GOAL: Without the pictures, reproduce the records that follow exactly.

* Begin *

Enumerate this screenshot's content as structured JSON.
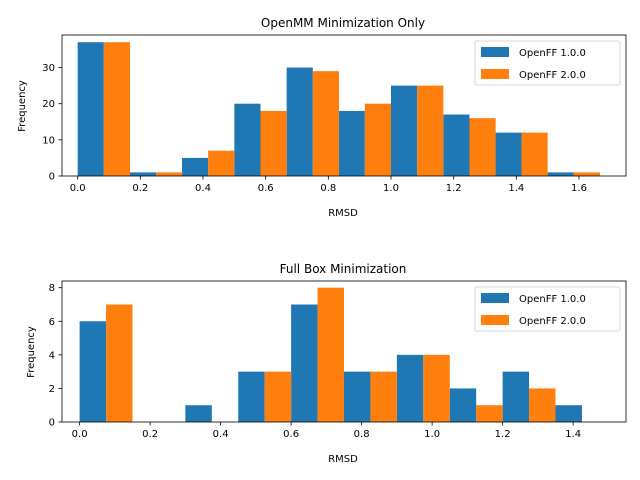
{
  "colors": {
    "series1": "#1f77b4",
    "series2": "#ff7f0e"
  },
  "chart_data": [
    {
      "type": "bar",
      "title": "OpenMM Minimization Only",
      "xlabel": "RMSD",
      "ylabel": "Frequency",
      "bin_width": 0.167,
      "x": [
        0.0,
        0.167,
        0.333,
        0.5,
        0.667,
        0.833,
        1.0,
        1.167,
        1.333,
        1.5
      ],
      "xlim": [
        -0.05,
        1.75
      ],
      "ylim": [
        0,
        39
      ],
      "xticks": [
        0.0,
        0.2,
        0.4,
        0.6,
        0.8,
        1.0,
        1.2,
        1.4,
        1.6
      ],
      "xtick_labels": [
        "0.0",
        "0.2",
        "0.4",
        "0.6",
        "0.8",
        "1.0",
        "1.2",
        "1.4",
        "1.6"
      ],
      "yticks": [
        0,
        10,
        20,
        30
      ],
      "ytick_labels": [
        "0",
        "10",
        "20",
        "30"
      ],
      "legend_position": "top-right",
      "series": [
        {
          "name": "OpenFF 1.0.0",
          "values": [
            37,
            1,
            5,
            20,
            30,
            18,
            25,
            17,
            12,
            1
          ]
        },
        {
          "name": "OpenFF 2.0.0",
          "values": [
            37,
            1,
            7,
            18,
            29,
            20,
            25,
            16,
            12,
            1
          ]
        }
      ]
    },
    {
      "type": "bar",
      "title": "Full Box Minimization",
      "xlabel": "RMSD",
      "ylabel": "Frequency",
      "bin_width": 0.15,
      "x": [
        0.0,
        0.15,
        0.3,
        0.45,
        0.6,
        0.75,
        0.9,
        1.05,
        1.2,
        1.35
      ],
      "xlim": [
        -0.05,
        1.55
      ],
      "ylim": [
        0,
        8.4
      ],
      "xticks": [
        0.0,
        0.2,
        0.4,
        0.6,
        0.8,
        1.0,
        1.2,
        1.4
      ],
      "xtick_labels": [
        "0.0",
        "0.2",
        "0.4",
        "0.6",
        "0.8",
        "1.0",
        "1.2",
        "1.4"
      ],
      "yticks": [
        0,
        2,
        4,
        6,
        8
      ],
      "ytick_labels": [
        "0",
        "2",
        "4",
        "6",
        "8"
      ],
      "legend_position": "top-right",
      "series": [
        {
          "name": "OpenFF 1.0.0",
          "values": [
            6,
            0,
            1,
            3,
            7,
            3,
            4,
            2,
            3,
            1
          ]
        },
        {
          "name": "OpenFF 2.0.0",
          "values": [
            7,
            0,
            0,
            3,
            8,
            3,
            4,
            1,
            2,
            0
          ]
        }
      ]
    }
  ]
}
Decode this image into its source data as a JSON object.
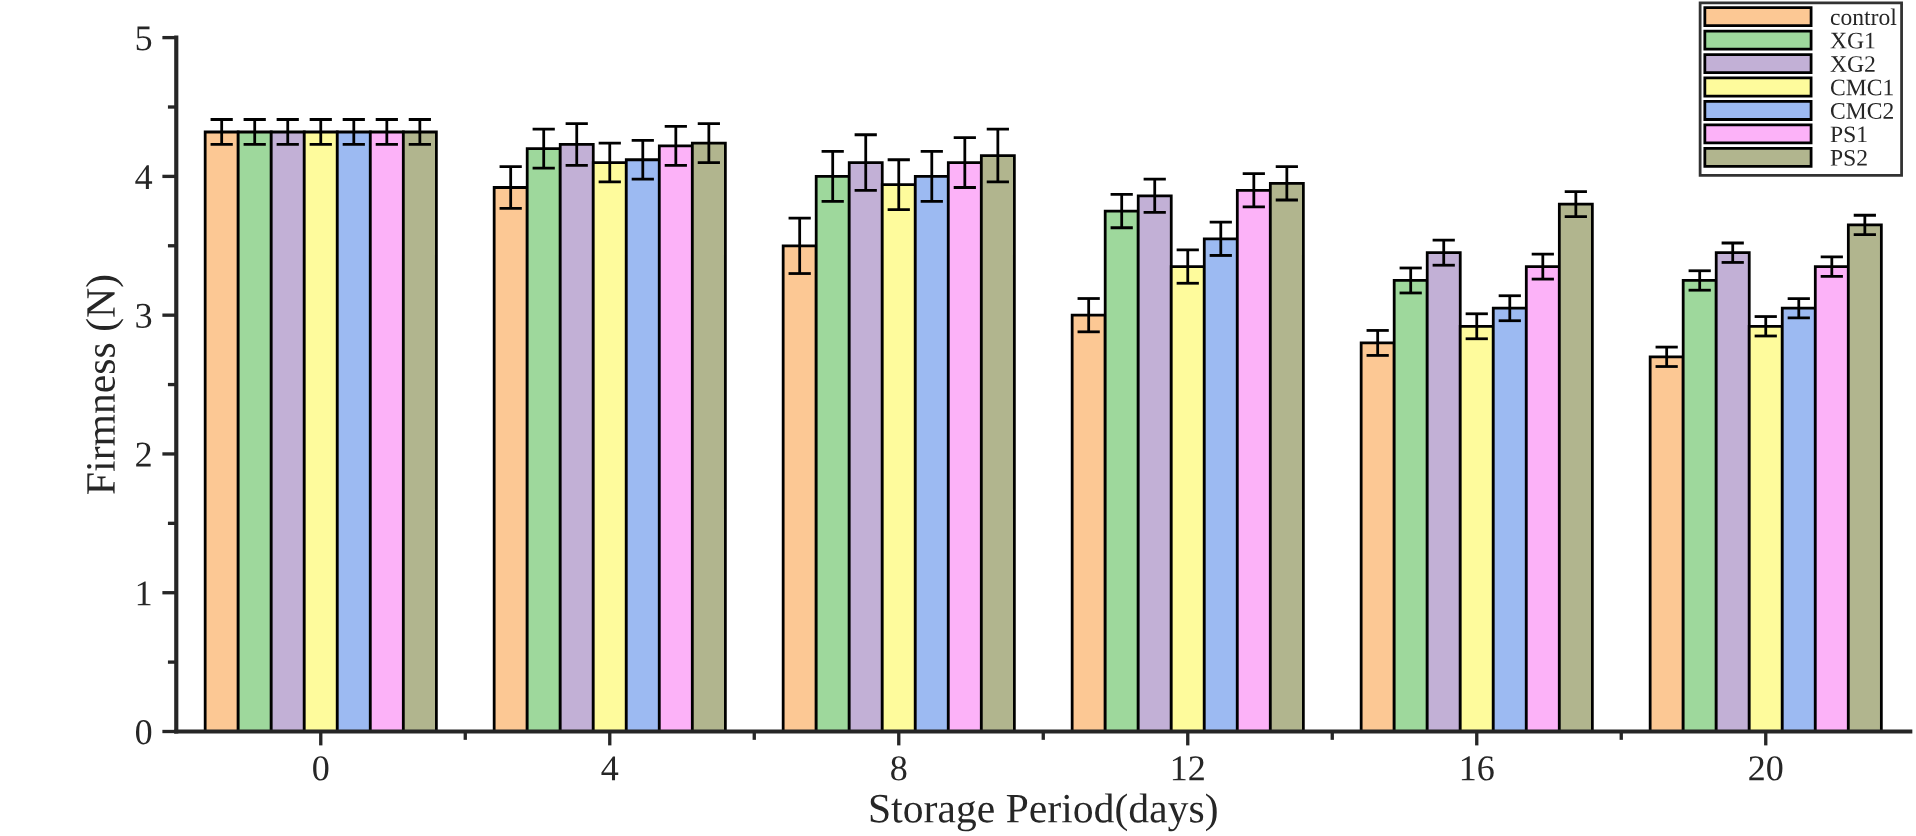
{
  "chart_data": {
    "type": "bar",
    "xlabel": "Storage Period(days)",
    "ylabel": "Firmness (N)",
    "categories": [
      "0",
      "4",
      "8",
      "12",
      "16",
      "20"
    ],
    "ylim": [
      0,
      5
    ],
    "yticks": [
      0,
      1,
      2,
      3,
      4,
      5
    ],
    "legend": "top right",
    "grid": false,
    "series": [
      {
        "name": "control",
        "color": "#fcc894",
        "values": [
          4.32,
          3.92,
          3.5,
          3.0,
          2.8,
          2.7
        ],
        "errors": [
          0.09,
          0.15,
          0.2,
          0.12,
          0.09,
          0.07
        ]
      },
      {
        "name": "XG1",
        "color": "#9ed89c",
        "values": [
          4.32,
          4.2,
          4.0,
          3.75,
          3.25,
          3.25
        ],
        "errors": [
          0.09,
          0.14,
          0.18,
          0.12,
          0.09,
          0.07
        ]
      },
      {
        "name": "XG2",
        "color": "#c2b0d6",
        "values": [
          4.32,
          4.23,
          4.1,
          3.86,
          3.45,
          3.45
        ],
        "errors": [
          0.09,
          0.15,
          0.2,
          0.12,
          0.09,
          0.07
        ]
      },
      {
        "name": "CMC1",
        "color": "#fefb9c",
        "values": [
          4.32,
          4.1,
          3.94,
          3.35,
          2.92,
          2.92
        ],
        "errors": [
          0.09,
          0.14,
          0.18,
          0.12,
          0.09,
          0.07
        ]
      },
      {
        "name": "CMC2",
        "color": "#9cbaf2",
        "values": [
          4.32,
          4.12,
          4.0,
          3.55,
          3.05,
          3.05
        ],
        "errors": [
          0.09,
          0.14,
          0.18,
          0.12,
          0.09,
          0.07
        ]
      },
      {
        "name": "PS1",
        "color": "#fcb2f8",
        "values": [
          4.32,
          4.22,
          4.1,
          3.9,
          3.35,
          3.35
        ],
        "errors": [
          0.09,
          0.14,
          0.18,
          0.12,
          0.09,
          0.07
        ]
      },
      {
        "name": "PS2",
        "color": "#b1b58e",
        "values": [
          4.32,
          4.24,
          4.15,
          3.95,
          3.8,
          3.65
        ],
        "errors": [
          0.09,
          0.14,
          0.19,
          0.12,
          0.09,
          0.07
        ]
      }
    ]
  }
}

* End *

CORRECT OUTPUT:
Enumerate this screenshot's content as structured JSON.
{
  "colors": {
    "series1": "#1f77b4",
    "series2": "#ff7f0e"
  },
  "chart_data": [
    {
      "type": "bar",
      "title": "OpenMM Minimization Only",
      "xlabel": "RMSD",
      "ylabel": "Frequency",
      "bin_width": 0.167,
      "x": [
        0.0,
        0.167,
        0.333,
        0.5,
        0.667,
        0.833,
        1.0,
        1.167,
        1.333,
        1.5
      ],
      "xlim": [
        -0.05,
        1.75
      ],
      "ylim": [
        0,
        39
      ],
      "xticks": [
        0.0,
        0.2,
        0.4,
        0.6,
        0.8,
        1.0,
        1.2,
        1.4,
        1.6
      ],
      "xtick_labels": [
        "0.0",
        "0.2",
        "0.4",
        "0.6",
        "0.8",
        "1.0",
        "1.2",
        "1.4",
        "1.6"
      ],
      "yticks": [
        0,
        10,
        20,
        30
      ],
      "ytick_labels": [
        "0",
        "10",
        "20",
        "30"
      ],
      "legend_position": "top-right",
      "series": [
        {
          "name": "OpenFF 1.0.0",
          "values": [
            37,
            1,
            5,
            20,
            30,
            18,
            25,
            17,
            12,
            1
          ]
        },
        {
          "name": "OpenFF 2.0.0",
          "values": [
            37,
            1,
            7,
            18,
            29,
            20,
            25,
            16,
            12,
            1
          ]
        }
      ]
    },
    {
      "type": "bar",
      "title": "Full Box Minimization",
      "xlabel": "RMSD",
      "ylabel": "Frequency",
      "bin_width": 0.15,
      "x": [
        0.0,
        0.15,
        0.3,
        0.45,
        0.6,
        0.75,
        0.9,
        1.05,
        1.2,
        1.35
      ],
      "xlim": [
        -0.05,
        1.55
      ],
      "ylim": [
        0,
        8.4
      ],
      "xticks": [
        0.0,
        0.2,
        0.4,
        0.6,
        0.8,
        1.0,
        1.2,
        1.4
      ],
      "xtick_labels": [
        "0.0",
        "0.2",
        "0.4",
        "0.6",
        "0.8",
        "1.0",
        "1.2",
        "1.4"
      ],
      "yticks": [
        0,
        2,
        4,
        6,
        8
      ],
      "ytick_labels": [
        "0",
        "2",
        "4",
        "6",
        "8"
      ],
      "legend_position": "top-right",
      "series": [
        {
          "name": "OpenFF 1.0.0",
          "values": [
            6,
            0,
            1,
            3,
            7,
            3,
            4,
            2,
            3,
            1
          ]
        },
        {
          "name": "OpenFF 2.0.0",
          "values": [
            7,
            0,
            0,
            3,
            8,
            3,
            4,
            1,
            2,
            0
          ]
        }
      ]
    }
  ]
}
Decode this image into its source data as a JSON object.
{
  "chart_data": {
    "type": "bar",
    "xlabel": "Storage Period(days)",
    "ylabel": "Firmness (N)",
    "categories": [
      "0",
      "4",
      "8",
      "12",
      "16",
      "20"
    ],
    "ylim": [
      0,
      5
    ],
    "yticks": [
      0,
      1,
      2,
      3,
      4,
      5
    ],
    "legend": "top right",
    "grid": false,
    "series": [
      {
        "name": "control",
        "color": "#fcc894",
        "values": [
          4.32,
          3.92,
          3.5,
          3.0,
          2.8,
          2.7
        ],
        "errors": [
          0.09,
          0.15,
          0.2,
          0.12,
          0.09,
          0.07
        ]
      },
      {
        "name": "XG1",
        "color": "#9ed89c",
        "values": [
          4.32,
          4.2,
          4.0,
          3.75,
          3.25,
          3.25
        ],
        "errors": [
          0.09,
          0.14,
          0.18,
          0.12,
          0.09,
          0.07
        ]
      },
      {
        "name": "XG2",
        "color": "#c2b0d6",
        "values": [
          4.32,
          4.23,
          4.1,
          3.86,
          3.45,
          3.45
        ],
        "errors": [
          0.09,
          0.15,
          0.2,
          0.12,
          0.09,
          0.07
        ]
      },
      {
        "name": "CMC1",
        "color": "#fefb9c",
        "values": [
          4.32,
          4.1,
          3.94,
          3.35,
          2.92,
          2.92
        ],
        "errors": [
          0.09,
          0.14,
          0.18,
          0.12,
          0.09,
          0.07
        ]
      },
      {
        "name": "CMC2",
        "color": "#9cbaf2",
        "values": [
          4.32,
          4.12,
          4.0,
          3.55,
          3.05,
          3.05
        ],
        "errors": [
          0.09,
          0.14,
          0.18,
          0.12,
          0.09,
          0.07
        ]
      },
      {
        "name": "PS1",
        "color": "#fcb2f8",
        "values": [
          4.32,
          4.22,
          4.1,
          3.9,
          3.35,
          3.35
        ],
        "errors": [
          0.09,
          0.14,
          0.18,
          0.12,
          0.09,
          0.07
        ]
      },
      {
        "name": "PS2",
        "color": "#b1b58e",
        "values": [
          4.32,
          4.24,
          4.15,
          3.95,
          3.8,
          3.65
        ],
        "errors": [
          0.09,
          0.14,
          0.19,
          0.12,
          0.09,
          0.07
        ]
      }
    ]
  }
}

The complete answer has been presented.